* [Short task A] Swap "balance tank" for "buffer tank" and write out the Ready Foods cooling text from "In 2017, Ready" to "to receive product.".
* [Short task B] Carry on the Ready Foods cooling text past its final sentence.

* [Extract provided]
In 2017, Ready Foods’ client opted for the thicker product and chose glycol rather than R-404 refrigerant as the cooling medium.
HRS’s turnkey solution for Ready Foods comprises: a transfer pump to move the product from the cook kettles into the balance tank; a balance tank to receive and mix both recycled and new incoming product; a BP-6 hydraulic pump to push product through the system; a pre-cooler, consisting of 10 AS Series triple-tubes as the pre-cooling exchanger, which cools the product using chilled water; the final cooler, comprising two Unicus scraped surface heat exchangers; and a three-way valve which sends product into the filler tank or back to the balance tank, depending on whether the temperature requirement is met or the filler tank is too full to receive product.
HRS also supplied auxiliary equipment, including a cleaning-in-place (CIP) system and a steam-powered hot water set to prevent freezing in the event of a production halt (also used to heat the solution during the automated CIP program).
“The product is very viscous so being able to clean the scraped surface heat exchanger was vital,” Creech said. “The CIP cabinet and system incorporate a centrifugal CIP pump installed alongside the BP-6 pump. This ensures the correct velocities are met, keeping the entire system clean and hygienic.”
Abarca said the cooling system has significantly increased the volume of product Ready Foods is able to produce, reducing the marinade chilling time from three hours down to one hour.

(Layout annotation records)

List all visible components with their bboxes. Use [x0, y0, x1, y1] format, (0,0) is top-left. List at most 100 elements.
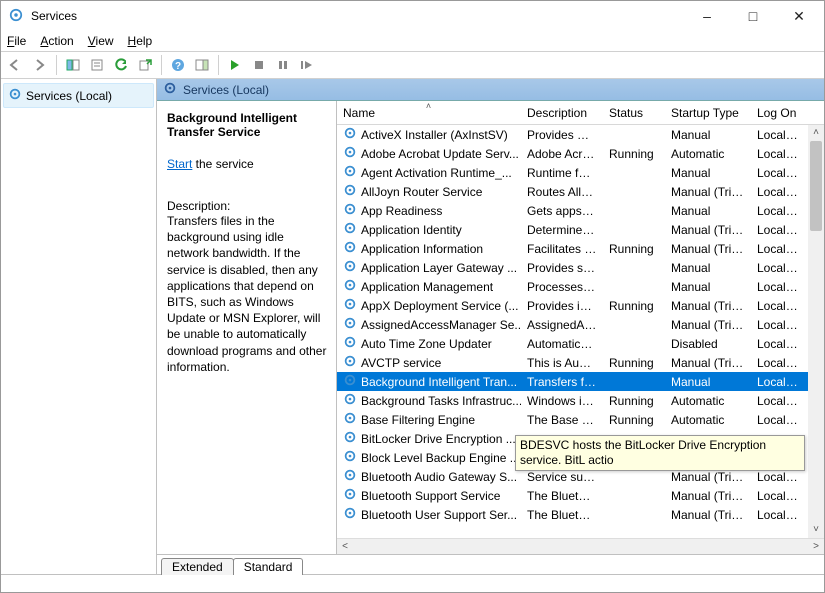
cell-startup: Manual (Trig... — [665, 299, 751, 313]
refresh-button[interactable] — [110, 54, 132, 76]
service-row[interactable]: Bluetooth Support ServiceThe Bluetoo...M… — [337, 486, 824, 505]
service-row[interactable]: Bluetooth User Support Ser...The Bluetoo… — [337, 505, 824, 524]
cell-status: Running — [603, 356, 665, 370]
cell-name: ActiveX Installer (AxInstSV) — [337, 126, 521, 143]
column-desc[interactable]: Description — [521, 102, 603, 124]
back-button[interactable] — [5, 54, 27, 76]
tab-extended[interactable]: Extended — [161, 558, 234, 575]
scroll-down-button[interactable]: ˅ — [808, 522, 824, 538]
scroll-right-button[interactable]: > — [808, 541, 824, 552]
service-row[interactable]: ActiveX Installer (AxInstSV)Provides Us.… — [337, 125, 824, 144]
service-row[interactable]: AppX Deployment Service (...Provides inf… — [337, 296, 824, 315]
scroll-thumb[interactable] — [810, 141, 822, 231]
service-row[interactable]: Auto Time Zone UpdaterAutomatica...Disab… — [337, 334, 824, 353]
cell-startup: Manual (Trig... — [665, 356, 751, 370]
cell-logon: Local Sy — [751, 166, 807, 180]
cell-name: Agent Activation Runtime_... — [337, 164, 521, 181]
restart-service-button[interactable] — [296, 54, 318, 76]
menu-help[interactable]: Help — [128, 34, 153, 48]
cell-logon: Local Se — [751, 185, 807, 199]
cell-status: Running — [603, 413, 665, 427]
service-row[interactable]: Agent Activation Runtime_...Runtime for.… — [337, 163, 824, 182]
stop-service-button[interactable] — [248, 54, 270, 76]
service-row[interactable]: AllJoyn Router ServiceRoutes AllJo...Man… — [337, 182, 824, 201]
cell-logon: Local Sy — [751, 147, 807, 161]
show-hide-action-button[interactable] — [191, 54, 213, 76]
cell-logon: Local Sy — [751, 508, 807, 522]
horizontal-scrollbar[interactable]: < > — [337, 538, 824, 554]
tree-item-services-local[interactable]: Services (Local) — [3, 83, 154, 108]
cell-desc: Routes AllJo... — [521, 185, 603, 199]
toolbar: ? — [1, 51, 824, 79]
menu-action[interactable]: Action — [40, 34, 73, 48]
tab-standard[interactable]: Standard — [233, 558, 304, 575]
service-row[interactable]: Adobe Acrobat Update Serv...Adobe Acro..… — [337, 144, 824, 163]
service-row[interactable]: Application ManagementProcesses in...Man… — [337, 277, 824, 296]
gear-icon — [343, 183, 357, 200]
cell-name: Application Identity — [337, 221, 521, 238]
service-row[interactable]: AssignedAccessManager Se...AssignedAc...… — [337, 315, 824, 334]
cell-status: Running — [603, 299, 665, 313]
gear-icon — [343, 487, 357, 504]
gear-icon — [343, 506, 357, 523]
start-service-link[interactable]: Start — [167, 157, 192, 171]
start-service-link-line: Start the service — [167, 157, 328, 171]
results-header: Services (Local) — [157, 79, 824, 101]
export-button[interactable] — [134, 54, 156, 76]
cell-startup: Manual (Trig... — [665, 242, 751, 256]
cell-name: BitLocker Drive Encryption ... — [337, 430, 521, 447]
column-name[interactable]: Name˄ — [337, 102, 521, 124]
column-startup[interactable]: Startup Type — [665, 102, 751, 124]
service-row[interactable]: Application Layer Gateway ...Provides su… — [337, 258, 824, 277]
show-hide-tree-button[interactable] — [62, 54, 84, 76]
minimize-button[interactable]: – — [684, 1, 730, 31]
service-row[interactable]: Application IdentityDetermines ...Manual… — [337, 220, 824, 239]
gear-icon — [343, 316, 357, 333]
gear-icon — [343, 449, 357, 466]
service-row[interactable]: AVCTP serviceThis is Audi...RunningManua… — [337, 353, 824, 372]
cell-name: Background Intelligent Tran... — [337, 373, 521, 390]
gear-icon — [343, 411, 357, 428]
scroll-up-button[interactable]: ˄ — [808, 125, 824, 141]
gear-icon — [343, 468, 357, 485]
forward-button[interactable] — [29, 54, 51, 76]
cell-name: Application Management — [337, 278, 521, 295]
pause-service-button[interactable] — [272, 54, 294, 76]
service-row[interactable]: App ReadinessGets apps re...ManualLocal … — [337, 201, 824, 220]
cell-startup: Manual — [665, 128, 751, 142]
results-pane: Services (Local) Background Intelligent … — [157, 79, 824, 574]
console-tree: Services (Local) — [1, 79, 157, 574]
column-status[interactable]: Status — [603, 102, 665, 124]
cell-name: Application Layer Gateway ... — [337, 259, 521, 276]
cell-desc: Service sup... — [521, 470, 603, 484]
maximize-button[interactable]: □ — [730, 1, 776, 31]
cell-desc: Gets apps re... — [521, 204, 603, 218]
cell-logon: Local Sy — [751, 299, 807, 313]
help-button[interactable]: ? — [167, 54, 189, 76]
column-headers: Name˄DescriptionStatusStartup TypeLog On — [337, 101, 824, 125]
service-row[interactable]: Application InformationFacilitates t...R… — [337, 239, 824, 258]
scroll-left-button[interactable]: < — [337, 541, 353, 552]
cell-startup: Manual (Trig... — [665, 223, 751, 237]
cell-desc: AssignedAc... — [521, 318, 603, 332]
cell-startup: Manual — [665, 280, 751, 294]
gear-icon — [343, 430, 357, 447]
cell-name: App Readiness — [337, 202, 521, 219]
close-button[interactable]: ✕ — [776, 1, 822, 31]
column-logon[interactable]: Log On — [751, 102, 807, 124]
cell-logon: Local Sy — [751, 280, 807, 294]
menu-file[interactable]: File — [7, 34, 26, 48]
selected-service-title: Background Intelligent Transfer Service — [167, 111, 328, 143]
service-row[interactable]: Background Tasks Infrastruc...Windows in… — [337, 391, 824, 410]
cell-name: Background Tasks Infrastruc... — [337, 392, 521, 409]
properties-button[interactable] — [86, 54, 108, 76]
service-row[interactable]: Base Filtering EngineThe Base Fil...Runn… — [337, 410, 824, 429]
cell-name: AssignedAccessManager Se... — [337, 316, 521, 333]
title-bar: Services – □ ✕ — [1, 1, 824, 31]
cell-logon: Local Sy — [751, 375, 807, 389]
start-service-button[interactable] — [224, 54, 246, 76]
service-row[interactable]: Background Intelligent Tran...Transfers … — [337, 372, 824, 391]
gear-icon — [343, 354, 357, 371]
vertical-scrollbar[interactable]: ˄ ˅ — [808, 125, 824, 538]
menu-view[interactable]: View — [88, 34, 114, 48]
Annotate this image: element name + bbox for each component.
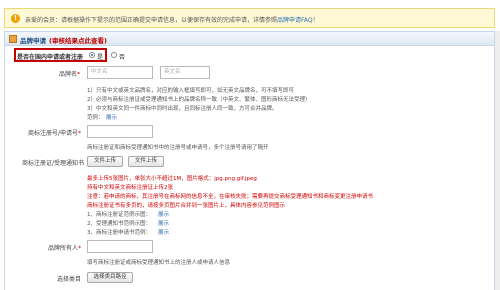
panel-header: 品牌申请 (审核结果点此查看): [5, 32, 494, 46]
brand-name-cn-input[interactable]: 中文名: [87, 66, 153, 79]
cert-example-3-label: 3、商标注册申请书范例：: [87, 230, 152, 236]
cert-label: 商标注册证/受理通知书: [22, 160, 85, 167]
brand-icon: [9, 35, 17, 43]
brand-name-hint-2: 2）必须与商标注册证或受理通知书上的品牌名称一致（中英文、繁体、图形商标无法受理…: [87, 97, 311, 103]
notice-bar: ! 亲爱的会员：请根据操作下提示的范围正确提交申请信息，以便保存有效的完成申请，…: [4, 8, 495, 28]
cert-example-2-link[interactable]: 展示: [158, 219, 169, 227]
domestic-yes-label: 是: [97, 54, 104, 61]
info-icon: !: [11, 14, 20, 23]
cert-hint-red-4: 商标注册证书有多页的，请按多页图片合并到一张图片上，具体内容参见范例图示: [87, 203, 286, 209]
reg-number-label: 商标注册号/申请号*: [27, 130, 81, 137]
reg-number-input[interactable]: [87, 125, 153, 138]
cert-example-1-link[interactable]: 展示: [158, 210, 169, 218]
domestic-no-radio[interactable]: [111, 52, 117, 58]
select-category-button[interactable]: 选择类目路径: [87, 272, 133, 283]
panel-title: 品牌申请: [20, 37, 46, 45]
brand-name-example-link[interactable]: 展示: [106, 113, 117, 121]
brand-name-hint-3: 3）中文和英文同一件商标中同时出现，且同标注册人同一致，方可合并品牌。: [87, 106, 278, 112]
cert-example-1-label: 1、商标注册证范例示图：: [87, 212, 152, 218]
brand-name-hint-1: 1）只有中文或英文品牌名，对应的输入框填写即可，如无英文品牌名，可不填写即可: [87, 88, 295, 94]
cert-hint-red-2: 持有中文和英文商标注册证上传2张: [87, 185, 174, 191]
cert-example-3-link[interactable]: 展示: [158, 228, 169, 236]
faq-link[interactable]: 品牌申请FAQ: [277, 17, 313, 24]
notice-text: 亲爱的会员：请根据操作下提示的范围正确提交申请信息，以便保存有效的完成申请，详情…: [25, 17, 319, 24]
domestic-no-label: 否: [119, 54, 126, 61]
domestic-yes-radio[interactable]: [89, 52, 95, 58]
cert-hint-red-1: 最多上传5张图片，单张大小不超过1M，图片格式：jpg.png.gif.jpeg: [87, 176, 257, 182]
cert-hint-red-3: 注意：若申请的商标，其注册号在商标网的信息不全，在审核失败；需要再提交商标受理通…: [87, 194, 374, 200]
brand-name-example-label: 范例：: [87, 115, 104, 121]
cert-example-2-label: 2、受理通知书范例示图：: [87, 221, 152, 227]
brand-name-label: 品牌名*: [58, 71, 80, 78]
owner-hint: 填写商标注册证或商标受理通知书上的注册人或申请人信息: [87, 260, 231, 266]
owner-label: 品牌所有人*: [47, 245, 81, 252]
reg-number-hint: 商标注册证和商标受理通知书中的注册号或申请号，多个注册号请用了隔开: [87, 145, 269, 151]
domestic-label: 是否在国内申请或者注册: [17, 54, 84, 61]
review-result-link[interactable]: (审核结果点此查看): [49, 35, 107, 45]
brand-name-en-input[interactable]: 英文名: [160, 66, 210, 79]
category-label: 选择类目: [56, 276, 81, 283]
scrollbar[interactable]: [495, 31, 500, 290]
cert-upload-button-2[interactable]: 文件上传: [128, 156, 164, 167]
owner-input[interactable]: [87, 240, 153, 253]
cert-upload-button-1[interactable]: 文件上传: [87, 156, 123, 167]
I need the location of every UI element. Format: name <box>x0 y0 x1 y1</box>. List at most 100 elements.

* [Exercise result A]
In 2017, Ready Foods’ client opted for the thicker product and chose glycol rather than R-404 refrigerant as the cooling medium.
HRS’s turnkey solution for Ready Foods comprises: a transfer pump to move the product from the cook kettles into the buffer tank; a buffer tank to receive and mix both recycled and new incoming product; a BP-6 hydraulic pump to push product through the system; a pre-cooler, consisting of 10 AS Series triple-tubes as the pre-cooling exchanger, which cools the product using chilled water; the final cooler, comprising two Unicus scraped surface heat exchangers; and a three-way valve which sends product into the filler tank or back to the buffer tank, depending on whether the temperature requirement is met or the filler tank is too full to receive product.

* [Exercise result B]
“We’ve been able to keep up with our client’s new, increased demand, even at peak times. On a five-day-a-week basis, we can hit 200,000 lbs,” he said.
The integrated system boasts a small footprint and has been designed to accommodate Ready Foods’ large proportion of Spanish-speaking employees. HRS incorporated a feature on the main page of the program which allows the controls to be switched between English and Spanish.
“It normally takes a long time to integrate a system into a factory and that’s what I was expecting here, but that has not been the case. The cooling system has evened out the playing field by allowing a medium-sized company such as ourselves to compete with the larger firms. Not only that, but it’s the type of technology which suits a lot of applications. We are using it to make a meat marinade, but the reality is that we can do anything with it," Abarca said. "The HRS cooling system has set the bar for us."